▶ _PROBLEM TO WORK ON_: Determine the number of lines holding the word "Contábil"; answer with that number only.

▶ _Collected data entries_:
## Begin
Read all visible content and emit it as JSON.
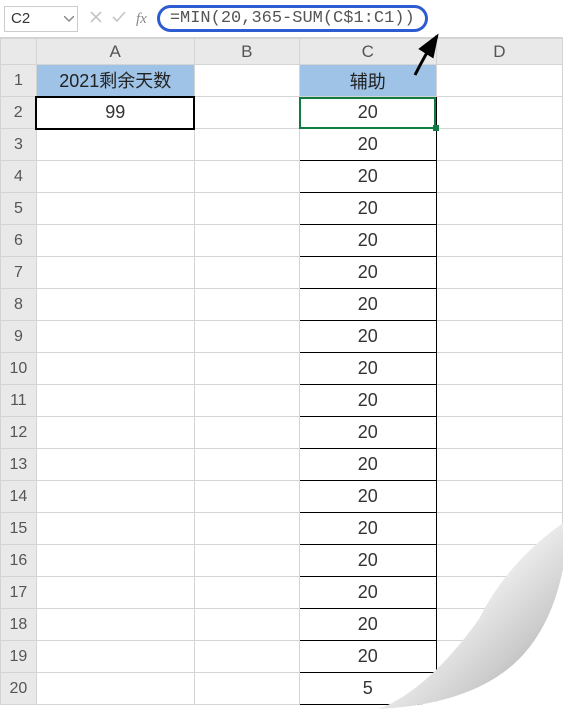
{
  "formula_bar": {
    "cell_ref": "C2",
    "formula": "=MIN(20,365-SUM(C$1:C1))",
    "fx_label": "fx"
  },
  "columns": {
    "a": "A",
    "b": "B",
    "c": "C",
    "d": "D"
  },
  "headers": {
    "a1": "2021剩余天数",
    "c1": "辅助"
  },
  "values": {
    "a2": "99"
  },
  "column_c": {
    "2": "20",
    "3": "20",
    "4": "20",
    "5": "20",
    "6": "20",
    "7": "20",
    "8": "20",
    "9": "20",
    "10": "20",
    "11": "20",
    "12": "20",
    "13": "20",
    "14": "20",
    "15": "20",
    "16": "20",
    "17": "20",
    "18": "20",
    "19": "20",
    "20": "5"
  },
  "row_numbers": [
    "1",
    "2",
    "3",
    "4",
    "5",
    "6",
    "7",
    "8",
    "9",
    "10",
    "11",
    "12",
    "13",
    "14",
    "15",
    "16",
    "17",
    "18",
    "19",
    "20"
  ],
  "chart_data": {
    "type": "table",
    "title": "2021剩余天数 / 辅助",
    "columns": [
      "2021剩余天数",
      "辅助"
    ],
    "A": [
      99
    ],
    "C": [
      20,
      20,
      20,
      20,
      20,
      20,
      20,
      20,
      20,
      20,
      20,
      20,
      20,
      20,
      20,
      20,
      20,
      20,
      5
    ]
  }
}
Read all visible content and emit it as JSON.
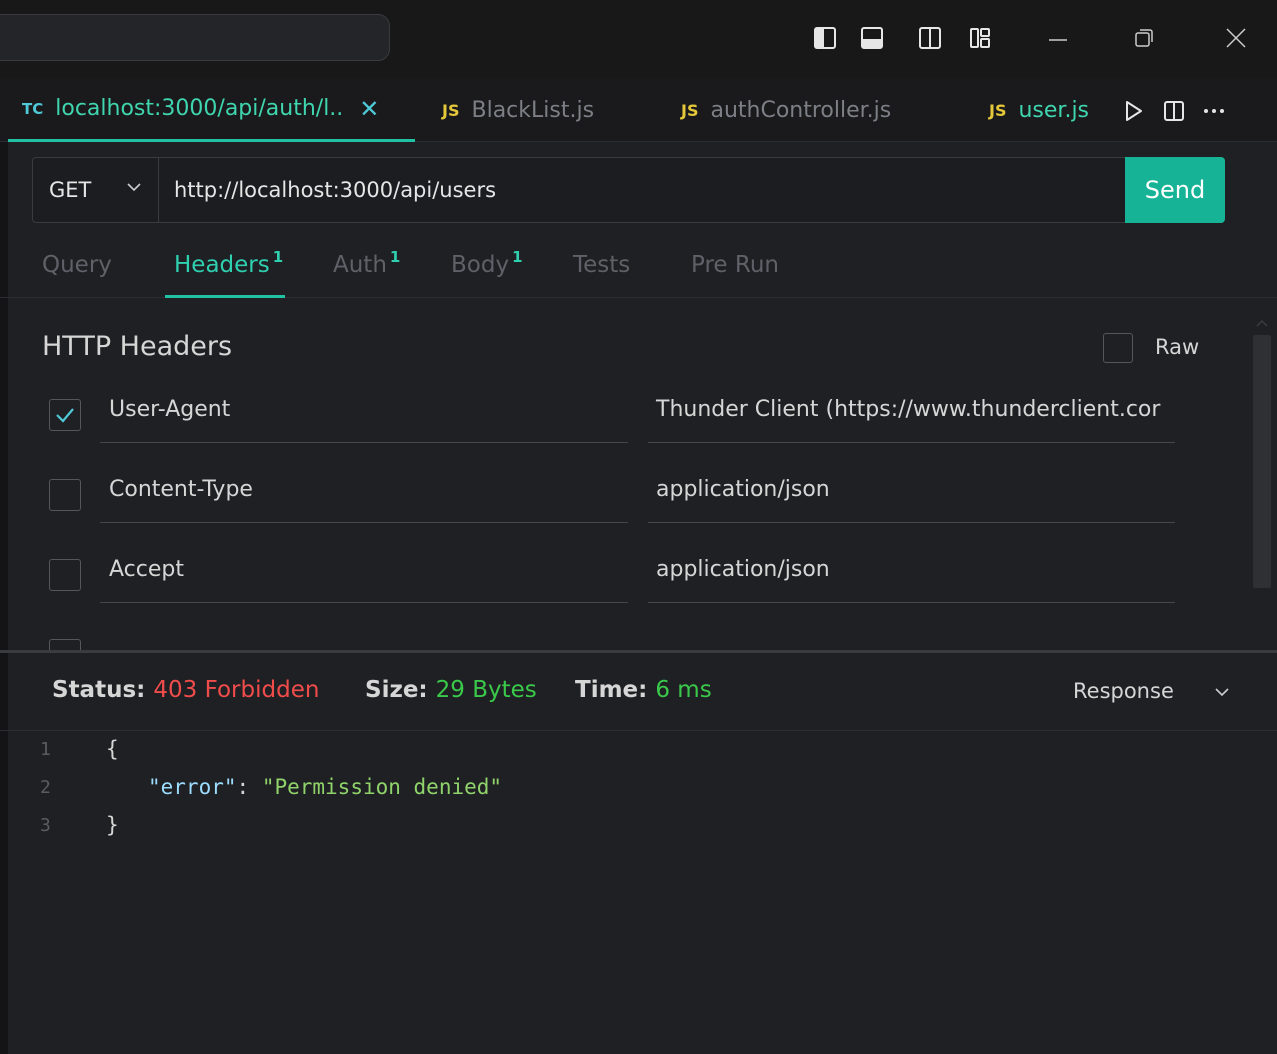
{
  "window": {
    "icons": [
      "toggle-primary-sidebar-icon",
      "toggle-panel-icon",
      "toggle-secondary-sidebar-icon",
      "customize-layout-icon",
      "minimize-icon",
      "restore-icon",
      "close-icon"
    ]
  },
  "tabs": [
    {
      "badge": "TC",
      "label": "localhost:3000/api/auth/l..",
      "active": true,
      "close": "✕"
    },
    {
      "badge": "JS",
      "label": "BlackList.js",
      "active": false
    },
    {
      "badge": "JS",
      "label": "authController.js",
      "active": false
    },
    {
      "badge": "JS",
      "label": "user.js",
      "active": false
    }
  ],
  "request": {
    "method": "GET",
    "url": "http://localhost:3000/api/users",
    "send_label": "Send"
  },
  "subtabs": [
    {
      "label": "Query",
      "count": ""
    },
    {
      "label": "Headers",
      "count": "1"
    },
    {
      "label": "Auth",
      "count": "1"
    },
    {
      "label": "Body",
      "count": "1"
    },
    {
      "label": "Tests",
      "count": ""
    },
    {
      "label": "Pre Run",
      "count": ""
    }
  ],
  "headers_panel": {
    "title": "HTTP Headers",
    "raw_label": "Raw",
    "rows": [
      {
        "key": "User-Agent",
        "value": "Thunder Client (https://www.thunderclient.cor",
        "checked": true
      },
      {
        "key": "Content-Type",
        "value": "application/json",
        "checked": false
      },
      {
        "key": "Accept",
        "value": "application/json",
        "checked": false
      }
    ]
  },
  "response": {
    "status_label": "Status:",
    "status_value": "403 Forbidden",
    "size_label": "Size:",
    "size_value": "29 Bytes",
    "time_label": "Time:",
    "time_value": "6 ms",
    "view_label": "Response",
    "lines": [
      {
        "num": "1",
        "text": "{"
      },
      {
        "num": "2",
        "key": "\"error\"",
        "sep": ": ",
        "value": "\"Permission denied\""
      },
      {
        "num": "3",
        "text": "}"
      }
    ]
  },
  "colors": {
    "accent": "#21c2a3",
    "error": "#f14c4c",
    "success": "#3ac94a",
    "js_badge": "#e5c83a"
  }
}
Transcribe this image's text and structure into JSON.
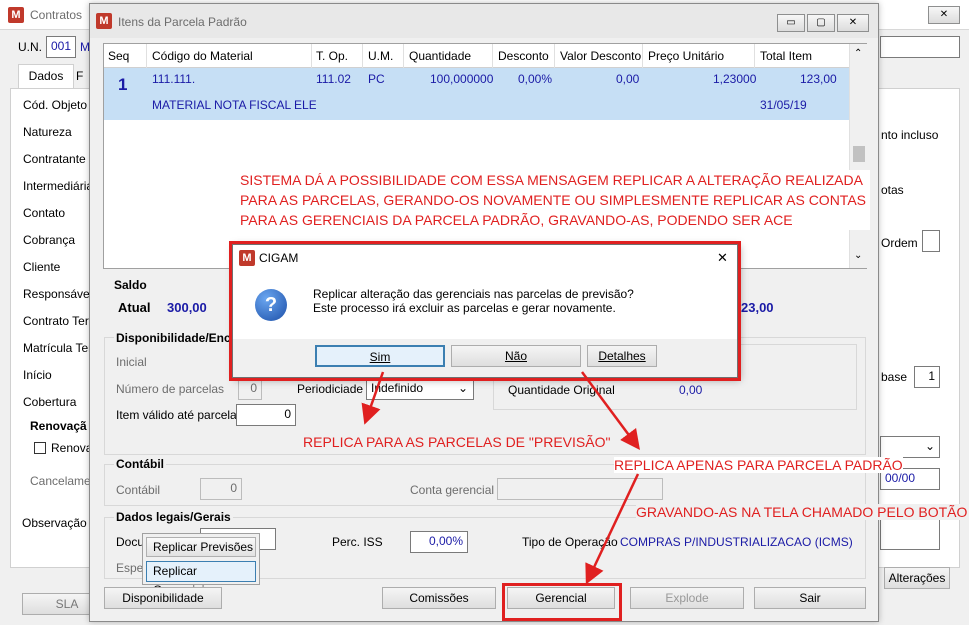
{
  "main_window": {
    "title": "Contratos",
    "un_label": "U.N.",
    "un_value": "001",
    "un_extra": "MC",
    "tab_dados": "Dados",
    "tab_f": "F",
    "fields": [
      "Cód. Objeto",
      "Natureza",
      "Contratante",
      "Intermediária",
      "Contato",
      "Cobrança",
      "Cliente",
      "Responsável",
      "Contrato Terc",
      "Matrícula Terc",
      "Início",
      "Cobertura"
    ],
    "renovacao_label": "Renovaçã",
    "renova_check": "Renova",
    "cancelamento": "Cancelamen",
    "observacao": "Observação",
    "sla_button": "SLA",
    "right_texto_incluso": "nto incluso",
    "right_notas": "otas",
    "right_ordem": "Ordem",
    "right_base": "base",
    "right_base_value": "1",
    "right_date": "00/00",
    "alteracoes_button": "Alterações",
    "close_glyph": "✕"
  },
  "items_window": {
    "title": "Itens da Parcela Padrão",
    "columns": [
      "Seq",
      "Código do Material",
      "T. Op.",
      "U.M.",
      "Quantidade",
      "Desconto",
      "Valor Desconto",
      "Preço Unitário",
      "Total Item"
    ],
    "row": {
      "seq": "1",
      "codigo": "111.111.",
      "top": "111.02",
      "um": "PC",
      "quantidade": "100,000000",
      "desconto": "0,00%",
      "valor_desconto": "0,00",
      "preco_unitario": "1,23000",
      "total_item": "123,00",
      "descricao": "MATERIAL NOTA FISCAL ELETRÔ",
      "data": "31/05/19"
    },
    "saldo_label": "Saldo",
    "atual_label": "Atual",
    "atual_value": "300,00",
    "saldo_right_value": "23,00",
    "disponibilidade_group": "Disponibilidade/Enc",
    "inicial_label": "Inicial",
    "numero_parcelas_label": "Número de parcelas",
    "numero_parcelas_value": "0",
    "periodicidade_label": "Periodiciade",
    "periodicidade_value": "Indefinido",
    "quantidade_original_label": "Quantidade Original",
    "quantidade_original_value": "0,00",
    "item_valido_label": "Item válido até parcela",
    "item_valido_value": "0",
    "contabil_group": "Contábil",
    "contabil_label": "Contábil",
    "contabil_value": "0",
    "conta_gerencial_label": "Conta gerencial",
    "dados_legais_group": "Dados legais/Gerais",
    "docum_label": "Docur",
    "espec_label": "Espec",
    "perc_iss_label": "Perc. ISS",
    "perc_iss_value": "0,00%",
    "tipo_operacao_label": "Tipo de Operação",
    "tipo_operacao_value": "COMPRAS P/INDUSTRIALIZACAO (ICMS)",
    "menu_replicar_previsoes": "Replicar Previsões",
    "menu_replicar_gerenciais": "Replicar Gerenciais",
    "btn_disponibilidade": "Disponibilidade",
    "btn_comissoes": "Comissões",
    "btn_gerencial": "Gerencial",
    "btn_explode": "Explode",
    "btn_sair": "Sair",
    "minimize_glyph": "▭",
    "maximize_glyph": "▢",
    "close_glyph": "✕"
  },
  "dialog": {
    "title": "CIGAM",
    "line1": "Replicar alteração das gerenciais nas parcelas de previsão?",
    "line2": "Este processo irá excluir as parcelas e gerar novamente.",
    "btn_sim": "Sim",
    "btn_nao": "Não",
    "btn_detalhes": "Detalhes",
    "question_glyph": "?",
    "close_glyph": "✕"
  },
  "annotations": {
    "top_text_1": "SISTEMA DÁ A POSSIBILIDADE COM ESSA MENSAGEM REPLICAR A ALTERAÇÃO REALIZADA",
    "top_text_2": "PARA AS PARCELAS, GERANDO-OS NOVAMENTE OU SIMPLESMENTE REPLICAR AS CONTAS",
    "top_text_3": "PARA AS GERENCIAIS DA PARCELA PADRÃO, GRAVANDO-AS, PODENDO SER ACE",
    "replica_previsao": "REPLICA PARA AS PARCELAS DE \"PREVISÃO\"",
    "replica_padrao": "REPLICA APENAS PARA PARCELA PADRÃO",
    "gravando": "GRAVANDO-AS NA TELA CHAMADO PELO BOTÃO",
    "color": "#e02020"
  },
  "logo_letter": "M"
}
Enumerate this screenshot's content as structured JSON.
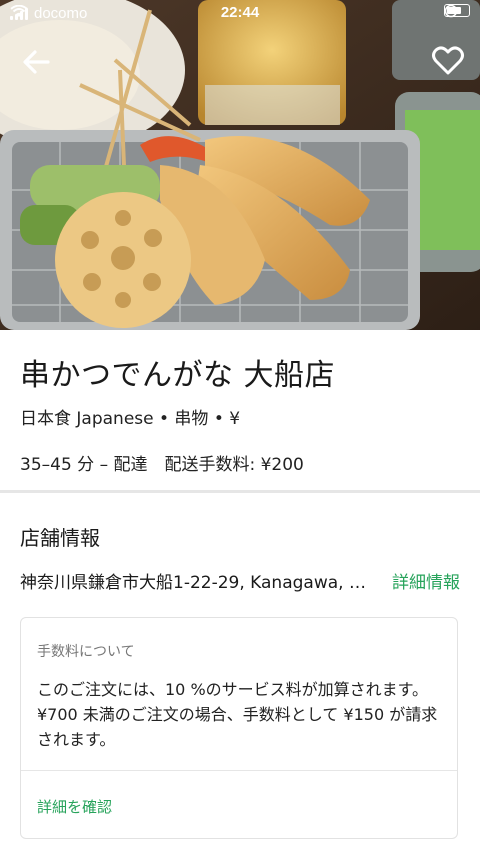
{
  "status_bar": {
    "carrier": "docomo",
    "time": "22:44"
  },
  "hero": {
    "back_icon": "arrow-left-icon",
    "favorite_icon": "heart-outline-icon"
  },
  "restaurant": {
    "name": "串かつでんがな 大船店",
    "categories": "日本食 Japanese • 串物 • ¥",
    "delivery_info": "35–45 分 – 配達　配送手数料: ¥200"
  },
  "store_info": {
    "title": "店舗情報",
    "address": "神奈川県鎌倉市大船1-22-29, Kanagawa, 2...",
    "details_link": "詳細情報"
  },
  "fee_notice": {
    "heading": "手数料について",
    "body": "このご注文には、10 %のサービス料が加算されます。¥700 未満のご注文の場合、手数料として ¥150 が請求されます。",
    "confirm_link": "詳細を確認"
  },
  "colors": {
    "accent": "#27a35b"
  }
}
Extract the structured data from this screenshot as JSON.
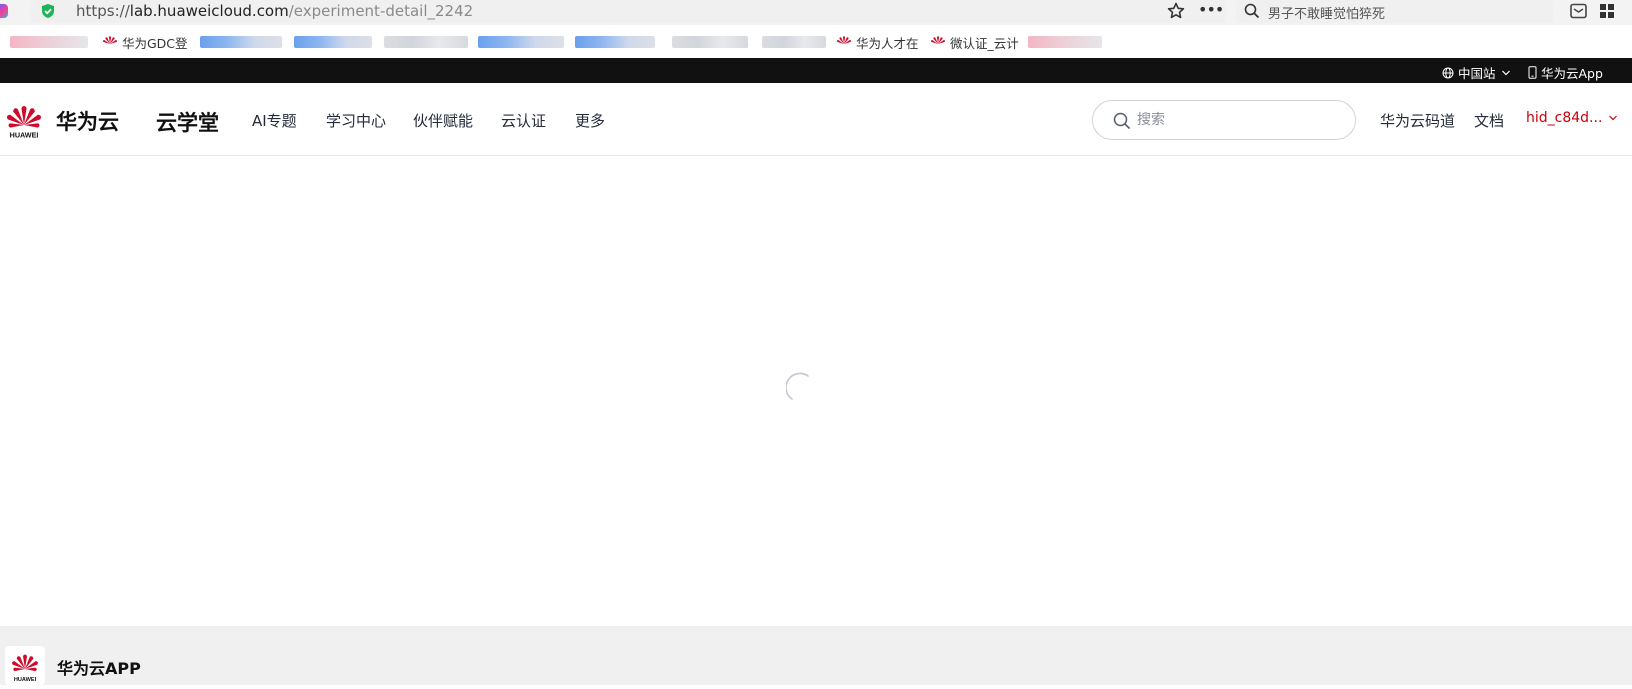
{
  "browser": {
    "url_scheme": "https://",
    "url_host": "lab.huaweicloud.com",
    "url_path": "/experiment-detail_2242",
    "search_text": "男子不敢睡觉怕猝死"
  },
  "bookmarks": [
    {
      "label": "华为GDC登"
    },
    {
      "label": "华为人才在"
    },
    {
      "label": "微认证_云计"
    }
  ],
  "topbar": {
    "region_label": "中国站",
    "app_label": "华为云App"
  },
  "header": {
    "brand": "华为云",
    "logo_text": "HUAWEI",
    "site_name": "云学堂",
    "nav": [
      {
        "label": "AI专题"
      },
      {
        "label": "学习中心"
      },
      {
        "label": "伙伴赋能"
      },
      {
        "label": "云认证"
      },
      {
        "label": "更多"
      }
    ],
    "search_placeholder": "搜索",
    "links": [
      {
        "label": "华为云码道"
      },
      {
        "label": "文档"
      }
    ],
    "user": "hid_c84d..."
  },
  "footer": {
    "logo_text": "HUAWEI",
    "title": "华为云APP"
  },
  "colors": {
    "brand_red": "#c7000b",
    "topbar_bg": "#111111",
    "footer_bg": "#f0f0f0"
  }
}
## End
▶ _RESPONSE TO THE EXERCISE_: 2